Every line below must be reproduced exactly. Copy them all.

START MATERIAL SHOWN

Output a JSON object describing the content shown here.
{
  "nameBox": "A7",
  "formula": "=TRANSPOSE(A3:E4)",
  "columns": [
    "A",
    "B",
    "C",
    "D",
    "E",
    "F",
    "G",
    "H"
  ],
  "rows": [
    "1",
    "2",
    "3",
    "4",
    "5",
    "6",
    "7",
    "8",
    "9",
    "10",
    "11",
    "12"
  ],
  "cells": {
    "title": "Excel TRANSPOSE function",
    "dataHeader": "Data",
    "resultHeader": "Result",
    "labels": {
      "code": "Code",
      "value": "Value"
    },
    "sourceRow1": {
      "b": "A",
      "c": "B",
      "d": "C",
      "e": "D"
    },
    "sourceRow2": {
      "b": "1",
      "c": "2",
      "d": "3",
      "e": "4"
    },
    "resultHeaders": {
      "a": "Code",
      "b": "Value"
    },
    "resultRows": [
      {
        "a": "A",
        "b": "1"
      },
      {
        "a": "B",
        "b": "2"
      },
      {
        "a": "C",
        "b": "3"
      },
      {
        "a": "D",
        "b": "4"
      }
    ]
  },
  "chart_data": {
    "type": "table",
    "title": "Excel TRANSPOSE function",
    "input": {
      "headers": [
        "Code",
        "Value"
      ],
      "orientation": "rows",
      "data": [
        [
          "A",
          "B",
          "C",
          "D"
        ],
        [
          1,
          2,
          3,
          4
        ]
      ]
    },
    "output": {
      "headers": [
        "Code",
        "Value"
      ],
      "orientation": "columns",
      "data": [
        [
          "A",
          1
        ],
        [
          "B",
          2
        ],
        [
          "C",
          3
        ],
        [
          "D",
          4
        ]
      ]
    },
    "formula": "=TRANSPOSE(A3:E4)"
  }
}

END MATERIAL SHOWN

| RESPONSE BELOW |
Output a JSON object describing the content shown here.
{
  "nameBox": "A7",
  "formula": "=TRANSPOSE(A3:E4)",
  "columns": [
    "A",
    "B",
    "C",
    "D",
    "E",
    "F",
    "G",
    "H"
  ],
  "rows": [
    "1",
    "2",
    "3",
    "4",
    "5",
    "6",
    "7",
    "8",
    "9",
    "10",
    "11",
    "12"
  ],
  "cells": {
    "title": "Excel TRANSPOSE function",
    "dataHeader": "Data",
    "resultHeader": "Result",
    "labels": {
      "code": "Code",
      "value": "Value"
    },
    "sourceRow1": {
      "b": "A",
      "c": "B",
      "d": "C",
      "e": "D"
    },
    "sourceRow2": {
      "b": "1",
      "c": "2",
      "d": "3",
      "e": "4"
    },
    "resultHeaders": {
      "a": "Code",
      "b": "Value"
    },
    "resultRows": [
      {
        "a": "A",
        "b": "1"
      },
      {
        "a": "B",
        "b": "2"
      },
      {
        "a": "C",
        "b": "3"
      },
      {
        "a": "D",
        "b": "4"
      }
    ]
  },
  "chart_data": {
    "type": "table",
    "title": "Excel TRANSPOSE function",
    "input": {
      "headers": [
        "Code",
        "Value"
      ],
      "orientation": "rows",
      "data": [
        [
          "A",
          "B",
          "C",
          "D"
        ],
        [
          1,
          2,
          3,
          4
        ]
      ]
    },
    "output": {
      "headers": [
        "Code",
        "Value"
      ],
      "orientation": "columns",
      "data": [
        [
          "A",
          1
        ],
        [
          "B",
          2
        ],
        [
          "C",
          3
        ],
        [
          "D",
          4
        ]
      ]
    },
    "formula": "=TRANSPOSE(A3:E4)"
  }
}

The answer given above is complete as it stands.